Exercise » Print all of the data exactly as written.

:: Task data

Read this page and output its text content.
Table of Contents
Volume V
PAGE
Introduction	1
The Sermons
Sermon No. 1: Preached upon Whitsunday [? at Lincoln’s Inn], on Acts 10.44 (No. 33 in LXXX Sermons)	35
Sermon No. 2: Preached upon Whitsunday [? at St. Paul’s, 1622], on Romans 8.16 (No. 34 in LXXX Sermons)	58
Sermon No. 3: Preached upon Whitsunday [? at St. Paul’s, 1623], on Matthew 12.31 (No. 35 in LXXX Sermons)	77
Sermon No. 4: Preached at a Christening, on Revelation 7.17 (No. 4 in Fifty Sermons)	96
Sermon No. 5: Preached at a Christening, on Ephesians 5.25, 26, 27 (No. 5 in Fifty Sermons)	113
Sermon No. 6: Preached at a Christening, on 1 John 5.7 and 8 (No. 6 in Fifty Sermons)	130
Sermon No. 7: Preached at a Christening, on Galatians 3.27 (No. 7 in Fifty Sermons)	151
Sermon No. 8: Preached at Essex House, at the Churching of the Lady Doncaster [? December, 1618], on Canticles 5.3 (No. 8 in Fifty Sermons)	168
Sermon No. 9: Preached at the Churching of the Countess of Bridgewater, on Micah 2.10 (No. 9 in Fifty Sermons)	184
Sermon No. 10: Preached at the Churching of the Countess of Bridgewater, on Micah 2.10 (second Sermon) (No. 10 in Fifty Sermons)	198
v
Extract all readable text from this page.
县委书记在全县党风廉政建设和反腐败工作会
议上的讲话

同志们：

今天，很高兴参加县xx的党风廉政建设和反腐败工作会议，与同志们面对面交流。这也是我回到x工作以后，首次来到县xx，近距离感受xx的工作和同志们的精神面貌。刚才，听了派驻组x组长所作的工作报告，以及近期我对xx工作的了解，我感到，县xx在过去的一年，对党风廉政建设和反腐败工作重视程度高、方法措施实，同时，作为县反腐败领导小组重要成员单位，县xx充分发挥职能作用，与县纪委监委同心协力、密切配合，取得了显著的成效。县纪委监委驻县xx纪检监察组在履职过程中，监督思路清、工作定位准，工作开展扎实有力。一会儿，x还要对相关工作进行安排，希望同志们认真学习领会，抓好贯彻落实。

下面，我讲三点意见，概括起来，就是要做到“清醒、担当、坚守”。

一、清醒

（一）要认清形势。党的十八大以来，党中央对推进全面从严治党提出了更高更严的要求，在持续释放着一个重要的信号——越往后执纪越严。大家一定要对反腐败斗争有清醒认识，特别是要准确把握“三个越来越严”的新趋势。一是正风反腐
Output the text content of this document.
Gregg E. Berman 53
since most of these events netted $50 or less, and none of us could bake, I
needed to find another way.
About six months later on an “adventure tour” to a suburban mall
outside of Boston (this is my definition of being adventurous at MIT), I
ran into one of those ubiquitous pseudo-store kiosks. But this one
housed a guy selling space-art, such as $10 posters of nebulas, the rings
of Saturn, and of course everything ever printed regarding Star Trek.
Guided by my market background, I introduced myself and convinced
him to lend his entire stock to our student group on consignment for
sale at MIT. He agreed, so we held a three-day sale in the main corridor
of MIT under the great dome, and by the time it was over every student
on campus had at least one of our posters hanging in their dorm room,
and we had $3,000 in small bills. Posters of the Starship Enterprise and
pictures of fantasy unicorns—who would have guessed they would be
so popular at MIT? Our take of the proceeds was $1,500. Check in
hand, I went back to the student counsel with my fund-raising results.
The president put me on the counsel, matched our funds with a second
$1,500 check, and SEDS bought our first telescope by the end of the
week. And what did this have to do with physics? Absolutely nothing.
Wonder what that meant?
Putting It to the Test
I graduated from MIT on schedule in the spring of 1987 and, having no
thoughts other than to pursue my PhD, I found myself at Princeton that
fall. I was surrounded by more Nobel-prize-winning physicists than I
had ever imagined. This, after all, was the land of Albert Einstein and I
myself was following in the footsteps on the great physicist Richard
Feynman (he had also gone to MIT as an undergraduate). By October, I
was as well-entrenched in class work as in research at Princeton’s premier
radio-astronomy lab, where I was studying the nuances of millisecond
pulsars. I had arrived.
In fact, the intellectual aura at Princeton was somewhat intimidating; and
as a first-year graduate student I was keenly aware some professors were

::::

Problem solution »
Read this page and output its text content.
Table of Contents
Volume V
PAGE
Introduction	1
The Sermons
Sermon No. 1: Preached upon Whitsunday [? at Lincoln’s Inn], on Acts 10.44 (No. 33 in LXXX Sermons)	35
Sermon No. 2: Preached upon Whitsunday [? at St. Paul’s, 1622], on Romans 8.16 (No. 34 in LXXX Sermons)	58
Sermon No. 3: Preached upon Whitsunday [? at St. Paul’s, 1623], on Matthew 12.31 (No. 35 in LXXX Sermons)	77
Sermon No. 4: Preached at a Christening, on Revelation 7.17 (No. 4 in Fifty Sermons)	96
Sermon No. 5: Preached at a Christening, on Ephesians 5.25, 26, 27 (No. 5 in Fifty Sermons)	113
Sermon No. 6: Preached at a Christening, on 1 John 5.7 and 8 (No. 6 in Fifty Sermons)	130
Sermon No. 7: Preached at a Christening, on Galatians 3.27 (No. 7 in Fifty Sermons)	151
Sermon No. 8: Preached at Essex House, at the Churching of the Lady Doncaster [? December, 1618], on Canticles 5.3 (No. 8 in Fifty Sermons)	168
Sermon No. 9: Preached at the Churching of the Countess of Bridgewater, on Micah 2.10 (No. 9 in Fifty Sermons)	184
Sermon No. 10: Preached at the Churching of the Countess of Bridgewater, on Micah 2.10 (second Sermon) (No. 10 in Fifty Sermons)	198
v
Extract all readable text from this page.
县委书记在全县党风廉政建设和反腐败工作会
议上的讲话

同志们：

今天，很高兴参加县xx的党风廉政建设和反腐败工作会议，与同志们面对面交流。这也是我回到x工作以后，首次来到县xx，近距离感受xx的工作和同志们的精神面貌。刚才，听了派驻组x组长所作的工作报告，以及近期我对xx工作的了解，我感到，县xx在过去的一年，对党风廉政建设和反腐败工作重视程度高、方法措施实，同时，作为县反腐败领导小组重要成员单位，县xx充分发挥职能作用，与县纪委监委同心协力、密切配合，取得了显著的成效。县纪委监委驻县xx纪检监察组在履职过程中，监督思路清、工作定位准，工作开展扎实有力。一会儿，x还要对相关工作进行安排，希望同志们认真学习领会，抓好贯彻落实。

下面，我讲三点意见，概括起来，就是要做到“清醒、担当、坚守”。

一、清醒

（一）要认清形势。党的十八大以来，党中央对推进全面从严治党提出了更高更严的要求，在持续释放着一个重要的信号——越往后执纪越严。大家一定要对反腐败斗争有清醒认识，特别是要准确把握“三个越来越严”的新趋势。一是正风反腐
Output the text content of this document.
Gregg E. Berman 53
since most of these events netted $50 or less, and none of us could bake, I
needed to find another way.
About six months later on an “adventure tour” to a suburban mall
outside of Boston (this is my definition of being adventurous at MIT), I
ran into one of those ubiquitous pseudo-store kiosks. But this one
housed a guy selling space-art, such as $10 posters of nebulas, the rings
of Saturn, and of course everything ever printed regarding Star Trek.
Guided by my market background, I introduced myself and convinced
him to lend his entire stock to our student group on consignment for
sale at MIT. He agreed, so we held a three-day sale in the main corridor
of MIT under the great dome, and by the time it was over every student
on campus had at least one of our posters hanging in their dorm room,
and we had $3,000 in small bills. Posters of the Starship Enterprise and
pictures of fantasy unicorns—who would have guessed they would be
so popular at MIT? Our take of the proceeds was $1,500. Check in
hand, I went back to the student counsel with my fund-raising results.
The president put me on the counsel, matched our funds with a second
$1,500 check, and SEDS bought our first telescope by the end of the
week. And what did this have to do with physics? Absolutely nothing.
Wonder what that meant?
Putting It to the Test
I graduated from MIT on schedule in the spring of 1987 and, having no
thoughts other than to pursue my PhD, I found myself at Princeton that
fall. I was surrounded by more Nobel-prize-winning physicists than I
had ever imagined. This, after all, was the land of Albert Einstein and I
myself was following in the footsteps on the great physicist Richard
Feynman (he had also gone to MIT as an undergraduate). By October, I
was as well-entrenched in class work as in research at Princeton’s premier
radio-astronomy lab, where I was studying the nuances of millisecond
pulsars. I had arrived.
In fact, the intellectual aura at Princeton was somewhat intimidating; and
as a first-year graduate student I was keenly aware some professors were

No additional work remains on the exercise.